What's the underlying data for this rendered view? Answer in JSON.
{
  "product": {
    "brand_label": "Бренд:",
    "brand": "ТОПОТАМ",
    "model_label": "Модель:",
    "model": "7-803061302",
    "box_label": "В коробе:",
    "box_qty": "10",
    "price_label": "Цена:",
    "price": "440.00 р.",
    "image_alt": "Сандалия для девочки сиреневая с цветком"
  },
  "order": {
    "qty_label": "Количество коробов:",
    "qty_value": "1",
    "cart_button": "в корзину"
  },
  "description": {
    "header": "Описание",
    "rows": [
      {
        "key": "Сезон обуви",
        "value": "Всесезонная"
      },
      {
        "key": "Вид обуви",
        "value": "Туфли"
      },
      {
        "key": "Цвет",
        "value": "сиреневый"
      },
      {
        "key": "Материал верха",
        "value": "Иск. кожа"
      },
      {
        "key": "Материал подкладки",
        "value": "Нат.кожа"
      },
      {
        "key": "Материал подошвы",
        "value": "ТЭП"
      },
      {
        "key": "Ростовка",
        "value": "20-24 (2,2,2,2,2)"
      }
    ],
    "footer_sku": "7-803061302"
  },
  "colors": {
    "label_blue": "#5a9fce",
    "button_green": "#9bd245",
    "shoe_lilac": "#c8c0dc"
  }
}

▬▬▬▬▬▬

What is needed -
Transcribe each entry precisely, missing none.

Exercise answer -
What's the underlying data for this rendered view? Answer in JSON.
{
  "product": {
    "brand_label": "Бренд:",
    "brand": "ТОПОТАМ",
    "model_label": "Модель:",
    "model": "7-803061302",
    "box_label": "В коробе:",
    "box_qty": "10",
    "price_label": "Цена:",
    "price": "440.00 р.",
    "image_alt": "Сандалия для девочки сиреневая с цветком"
  },
  "order": {
    "qty_label": "Количество коробов:",
    "qty_value": "1",
    "cart_button": "в корзину"
  },
  "description": {
    "header": "Описание",
    "rows": [
      {
        "key": "Сезон обуви",
        "value": "Всесезонная"
      },
      {
        "key": "Вид обуви",
        "value": "Туфли"
      },
      {
        "key": "Цвет",
        "value": "сиреневый"
      },
      {
        "key": "Материал верха",
        "value": "Иск. кожа"
      },
      {
        "key": "Материал подкладки",
        "value": "Нат.кожа"
      },
      {
        "key": "Материал подошвы",
        "value": "ТЭП"
      },
      {
        "key": "Ростовка",
        "value": "20-24 (2,2,2,2,2)"
      }
    ],
    "footer_sku": "7-803061302"
  },
  "colors": {
    "label_blue": "#5a9fce",
    "button_green": "#9bd245",
    "shoe_lilac": "#c8c0dc"
  }
}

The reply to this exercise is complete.